Although supporting their customers is a very high priority for Druva, one of the things they focus on very hard is to make the product very easy to use and very easy to support – so that to a large extent, most of their customers don’t really require any support. They have a “release often” philosophy which ensures that customers always have the latest, bug-fixed, version of the software.
Another area that they put a lot of effort in, is in ensuring that the product is easy to install. A lot of their customer testimonials speak of how easy it was to self-install the software. By contrast, the comparable software from the more established players in the market requires professional services help for installation.
How do they manage sales without a strong US/Europe presence?
Instead of the tradition of hand-holding that is a common feature of enterprise sales in this domain, Druva decided to go a different route. They made their software freely downloadable from the web, and made it easy to install and try. As a result, most of their customers approach them after having first tried the product out via the website. And many of their sales, even large ones, have happened over skype/email, with no in-person customer visits.
How do they compete with the large MNCs, the established players in this market?
We were very surprised to learn that Druva does not try to compete with the incumbents on cost. Jaspreet told us that in fact the average Druva sale tends to be 3x more expensive than the comparative offering from the established players. Druva scores on ease of use, simplicity, and most imporantly, the technology.
Jaspreet points out that one of Druva’s strong points is the easy-to-use source-level de-duplication. Which means that when backing up a laptop, they can ignore duplicate content even before the data is sent to the remote backup server. Specifically consider the gigabytes of windows operating system files on your laptop. Most of these files are likely to be identical across all laptops of a company. Druva’s software would know beforehand that there is a copy of those files on the backup server, and would never send it across. Such optimizations ensure that backing up 15 TeraBytes of data from a number of different laptops just results in about 2 or 3 TeraBytes being send across the network. This results in an increase in speed, reduction in network bandwidth consumed, and in disk-space consumed.
By contrast, traditional backup systems do de-duplication at the destination. Which means that all the data is sent to the server over the network, and only then is the server able to remove duplicate content. This means that the speed and network bandwidth improvements are lost.

(Document structure recognition data)
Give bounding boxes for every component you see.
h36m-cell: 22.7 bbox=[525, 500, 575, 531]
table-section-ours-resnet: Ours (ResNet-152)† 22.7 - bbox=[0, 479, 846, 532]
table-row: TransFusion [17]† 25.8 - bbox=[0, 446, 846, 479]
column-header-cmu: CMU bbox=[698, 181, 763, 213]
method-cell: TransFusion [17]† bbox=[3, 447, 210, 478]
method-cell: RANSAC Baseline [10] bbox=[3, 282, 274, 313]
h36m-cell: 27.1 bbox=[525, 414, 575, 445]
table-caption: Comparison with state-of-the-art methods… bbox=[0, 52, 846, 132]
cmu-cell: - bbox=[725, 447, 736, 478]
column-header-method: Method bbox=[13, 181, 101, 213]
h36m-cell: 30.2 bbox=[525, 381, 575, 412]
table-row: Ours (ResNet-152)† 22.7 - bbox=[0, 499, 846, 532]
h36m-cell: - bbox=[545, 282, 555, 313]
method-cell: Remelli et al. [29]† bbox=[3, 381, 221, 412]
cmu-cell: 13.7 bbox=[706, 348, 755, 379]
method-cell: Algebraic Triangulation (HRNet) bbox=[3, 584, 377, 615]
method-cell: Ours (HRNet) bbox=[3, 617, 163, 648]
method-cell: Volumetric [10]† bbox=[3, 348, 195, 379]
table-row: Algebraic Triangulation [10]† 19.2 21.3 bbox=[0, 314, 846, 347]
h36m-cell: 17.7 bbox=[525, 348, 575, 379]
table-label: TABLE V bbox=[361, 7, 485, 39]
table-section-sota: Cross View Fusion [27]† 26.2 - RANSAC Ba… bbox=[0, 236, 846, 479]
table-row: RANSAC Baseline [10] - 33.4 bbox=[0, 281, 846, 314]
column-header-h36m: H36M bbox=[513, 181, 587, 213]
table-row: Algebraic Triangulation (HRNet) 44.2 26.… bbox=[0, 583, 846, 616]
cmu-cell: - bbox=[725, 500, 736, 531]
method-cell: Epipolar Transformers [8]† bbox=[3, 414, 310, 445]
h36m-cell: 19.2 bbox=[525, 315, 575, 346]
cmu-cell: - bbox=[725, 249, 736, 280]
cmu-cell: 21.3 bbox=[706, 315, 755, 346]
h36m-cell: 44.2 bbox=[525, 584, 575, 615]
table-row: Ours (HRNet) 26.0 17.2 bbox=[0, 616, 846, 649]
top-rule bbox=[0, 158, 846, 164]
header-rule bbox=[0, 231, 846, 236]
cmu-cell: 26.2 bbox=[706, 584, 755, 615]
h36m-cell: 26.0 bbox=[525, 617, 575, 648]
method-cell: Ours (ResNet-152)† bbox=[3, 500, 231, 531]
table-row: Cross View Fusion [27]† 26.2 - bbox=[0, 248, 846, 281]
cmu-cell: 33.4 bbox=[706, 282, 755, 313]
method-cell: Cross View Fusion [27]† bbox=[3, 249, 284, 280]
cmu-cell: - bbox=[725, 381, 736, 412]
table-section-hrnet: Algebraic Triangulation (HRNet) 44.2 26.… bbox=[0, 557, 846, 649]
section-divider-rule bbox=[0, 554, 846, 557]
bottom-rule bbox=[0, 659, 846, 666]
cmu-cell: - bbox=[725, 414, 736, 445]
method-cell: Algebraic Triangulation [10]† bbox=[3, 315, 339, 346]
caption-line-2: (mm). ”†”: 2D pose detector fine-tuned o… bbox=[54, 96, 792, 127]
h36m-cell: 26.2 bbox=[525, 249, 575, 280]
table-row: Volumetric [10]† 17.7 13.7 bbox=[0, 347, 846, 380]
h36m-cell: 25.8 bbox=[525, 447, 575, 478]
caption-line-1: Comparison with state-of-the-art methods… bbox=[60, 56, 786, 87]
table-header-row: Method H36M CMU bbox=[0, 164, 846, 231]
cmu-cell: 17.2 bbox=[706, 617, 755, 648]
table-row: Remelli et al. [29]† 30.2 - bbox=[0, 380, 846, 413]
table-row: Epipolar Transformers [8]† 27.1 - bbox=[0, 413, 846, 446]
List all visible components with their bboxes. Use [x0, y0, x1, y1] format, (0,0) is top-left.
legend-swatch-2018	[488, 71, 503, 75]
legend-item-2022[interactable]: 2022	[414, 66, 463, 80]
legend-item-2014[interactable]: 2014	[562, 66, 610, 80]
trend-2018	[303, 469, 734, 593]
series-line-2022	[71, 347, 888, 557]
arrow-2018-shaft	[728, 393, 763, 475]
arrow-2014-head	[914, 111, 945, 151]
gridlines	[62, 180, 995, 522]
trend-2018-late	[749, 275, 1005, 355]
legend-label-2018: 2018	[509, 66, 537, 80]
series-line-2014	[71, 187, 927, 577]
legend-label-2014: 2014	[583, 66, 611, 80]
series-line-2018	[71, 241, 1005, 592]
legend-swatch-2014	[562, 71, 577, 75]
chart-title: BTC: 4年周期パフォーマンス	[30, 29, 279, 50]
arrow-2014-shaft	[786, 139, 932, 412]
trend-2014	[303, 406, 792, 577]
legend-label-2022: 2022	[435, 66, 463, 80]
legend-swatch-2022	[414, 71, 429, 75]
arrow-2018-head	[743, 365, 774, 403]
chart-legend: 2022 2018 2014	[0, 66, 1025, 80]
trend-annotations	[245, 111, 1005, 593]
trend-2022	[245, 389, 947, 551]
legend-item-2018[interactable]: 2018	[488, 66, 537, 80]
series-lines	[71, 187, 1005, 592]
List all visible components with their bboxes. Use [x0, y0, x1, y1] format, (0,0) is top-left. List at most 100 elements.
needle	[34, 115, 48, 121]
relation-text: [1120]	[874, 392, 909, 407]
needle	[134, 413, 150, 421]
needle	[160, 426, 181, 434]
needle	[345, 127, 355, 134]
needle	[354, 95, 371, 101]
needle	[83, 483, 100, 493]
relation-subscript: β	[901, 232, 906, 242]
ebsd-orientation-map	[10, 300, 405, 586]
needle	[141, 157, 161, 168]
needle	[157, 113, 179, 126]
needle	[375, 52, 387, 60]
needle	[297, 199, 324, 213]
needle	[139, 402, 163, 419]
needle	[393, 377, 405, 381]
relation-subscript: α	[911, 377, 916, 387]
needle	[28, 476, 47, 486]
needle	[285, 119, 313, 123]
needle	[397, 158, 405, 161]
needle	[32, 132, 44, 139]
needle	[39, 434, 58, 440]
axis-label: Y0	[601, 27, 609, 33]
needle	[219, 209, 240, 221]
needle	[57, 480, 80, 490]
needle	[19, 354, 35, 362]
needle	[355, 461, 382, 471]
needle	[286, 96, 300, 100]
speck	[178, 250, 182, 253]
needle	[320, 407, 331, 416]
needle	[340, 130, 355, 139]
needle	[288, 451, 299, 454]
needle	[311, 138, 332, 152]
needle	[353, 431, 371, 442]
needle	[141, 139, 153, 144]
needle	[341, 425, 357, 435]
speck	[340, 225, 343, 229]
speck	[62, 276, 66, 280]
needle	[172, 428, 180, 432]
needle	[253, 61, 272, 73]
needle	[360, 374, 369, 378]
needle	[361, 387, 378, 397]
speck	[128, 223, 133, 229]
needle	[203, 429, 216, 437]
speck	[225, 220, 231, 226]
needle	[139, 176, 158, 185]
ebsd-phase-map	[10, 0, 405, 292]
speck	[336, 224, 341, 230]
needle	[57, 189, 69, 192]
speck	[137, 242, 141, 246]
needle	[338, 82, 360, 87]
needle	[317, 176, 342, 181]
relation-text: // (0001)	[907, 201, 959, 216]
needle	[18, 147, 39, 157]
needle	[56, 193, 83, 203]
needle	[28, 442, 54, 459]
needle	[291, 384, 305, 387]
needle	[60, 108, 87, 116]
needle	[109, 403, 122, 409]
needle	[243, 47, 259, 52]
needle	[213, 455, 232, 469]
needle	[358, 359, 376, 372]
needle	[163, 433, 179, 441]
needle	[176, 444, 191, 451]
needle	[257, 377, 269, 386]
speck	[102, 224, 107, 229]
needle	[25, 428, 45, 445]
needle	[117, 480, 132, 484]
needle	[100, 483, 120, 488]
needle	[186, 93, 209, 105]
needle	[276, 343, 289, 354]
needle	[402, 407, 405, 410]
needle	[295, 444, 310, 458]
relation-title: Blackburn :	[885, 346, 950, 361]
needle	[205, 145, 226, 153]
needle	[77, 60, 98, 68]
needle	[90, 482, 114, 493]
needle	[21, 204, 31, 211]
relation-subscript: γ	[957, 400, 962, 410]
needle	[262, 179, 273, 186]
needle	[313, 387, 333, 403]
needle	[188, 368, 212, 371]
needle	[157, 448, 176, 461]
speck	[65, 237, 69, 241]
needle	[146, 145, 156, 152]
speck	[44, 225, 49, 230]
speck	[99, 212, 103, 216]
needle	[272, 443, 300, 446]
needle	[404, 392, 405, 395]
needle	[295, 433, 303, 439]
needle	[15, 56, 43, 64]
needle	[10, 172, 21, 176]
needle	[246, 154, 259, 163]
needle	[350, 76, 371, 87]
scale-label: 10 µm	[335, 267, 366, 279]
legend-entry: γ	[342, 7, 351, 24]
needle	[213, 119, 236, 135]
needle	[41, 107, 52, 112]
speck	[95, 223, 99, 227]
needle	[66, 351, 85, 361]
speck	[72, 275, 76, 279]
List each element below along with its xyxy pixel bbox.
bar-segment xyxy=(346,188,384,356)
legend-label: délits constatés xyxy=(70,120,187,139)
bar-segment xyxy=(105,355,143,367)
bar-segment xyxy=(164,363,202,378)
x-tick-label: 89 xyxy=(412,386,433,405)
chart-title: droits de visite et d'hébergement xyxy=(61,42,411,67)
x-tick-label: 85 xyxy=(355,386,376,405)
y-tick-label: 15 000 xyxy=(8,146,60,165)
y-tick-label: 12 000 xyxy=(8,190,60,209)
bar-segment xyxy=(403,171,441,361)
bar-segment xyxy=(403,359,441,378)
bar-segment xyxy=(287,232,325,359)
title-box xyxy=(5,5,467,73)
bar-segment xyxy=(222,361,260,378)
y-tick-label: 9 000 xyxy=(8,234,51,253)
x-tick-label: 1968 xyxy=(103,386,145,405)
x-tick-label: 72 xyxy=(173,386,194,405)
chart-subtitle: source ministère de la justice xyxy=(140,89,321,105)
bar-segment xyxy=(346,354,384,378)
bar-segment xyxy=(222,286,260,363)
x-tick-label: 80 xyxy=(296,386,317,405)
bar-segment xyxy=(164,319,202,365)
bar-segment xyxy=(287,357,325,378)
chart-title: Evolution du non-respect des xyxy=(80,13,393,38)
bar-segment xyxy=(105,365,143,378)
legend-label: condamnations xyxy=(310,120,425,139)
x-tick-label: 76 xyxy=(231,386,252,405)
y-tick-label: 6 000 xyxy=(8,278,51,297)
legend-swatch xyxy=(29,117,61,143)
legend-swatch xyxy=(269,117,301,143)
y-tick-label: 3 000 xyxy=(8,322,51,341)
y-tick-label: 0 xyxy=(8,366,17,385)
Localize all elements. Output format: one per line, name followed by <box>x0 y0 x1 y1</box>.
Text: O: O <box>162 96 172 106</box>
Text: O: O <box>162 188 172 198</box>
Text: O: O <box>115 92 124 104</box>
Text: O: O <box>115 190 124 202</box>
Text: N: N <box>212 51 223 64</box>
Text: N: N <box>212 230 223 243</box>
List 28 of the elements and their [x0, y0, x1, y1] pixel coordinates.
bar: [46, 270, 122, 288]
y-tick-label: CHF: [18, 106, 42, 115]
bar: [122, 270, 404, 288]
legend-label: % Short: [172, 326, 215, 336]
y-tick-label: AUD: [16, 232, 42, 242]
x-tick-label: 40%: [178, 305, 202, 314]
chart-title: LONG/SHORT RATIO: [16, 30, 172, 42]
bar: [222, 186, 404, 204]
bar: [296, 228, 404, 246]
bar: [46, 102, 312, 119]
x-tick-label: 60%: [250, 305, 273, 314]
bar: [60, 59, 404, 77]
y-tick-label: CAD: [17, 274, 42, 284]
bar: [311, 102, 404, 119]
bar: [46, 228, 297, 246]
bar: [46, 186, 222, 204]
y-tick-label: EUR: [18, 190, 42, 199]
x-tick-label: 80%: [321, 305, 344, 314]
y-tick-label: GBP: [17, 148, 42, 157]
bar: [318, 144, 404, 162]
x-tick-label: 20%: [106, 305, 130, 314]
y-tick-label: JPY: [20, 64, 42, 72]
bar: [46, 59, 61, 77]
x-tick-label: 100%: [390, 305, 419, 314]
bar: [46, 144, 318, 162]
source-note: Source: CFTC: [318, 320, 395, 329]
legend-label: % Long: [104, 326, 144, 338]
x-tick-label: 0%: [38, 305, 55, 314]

» **Task 1**:
In the Druva passage, how does the price of the average Druva sale compare with the comparable offering from the established players?
» **Task 2**:
Write out the stretch of the Druva passage from "How do they manage" through "in-person customer visits.".

» **Response 1**:
The average Druva sale tends to be 3x more expensive.

» **Response 2**:
How do they manage sales without a strong US/Europe presence?
Instead of the tradition of hand-holding that is a common feature of enterprise sales in this domain, Druva decided to go a different route. They made their software freely downloadable from the web, and made it easy to install and try. As a result, most of their customers approach them after having first tried the product out via the website. And many of their sales, even large ones, have happened over skype/email, with no in-person customer visits.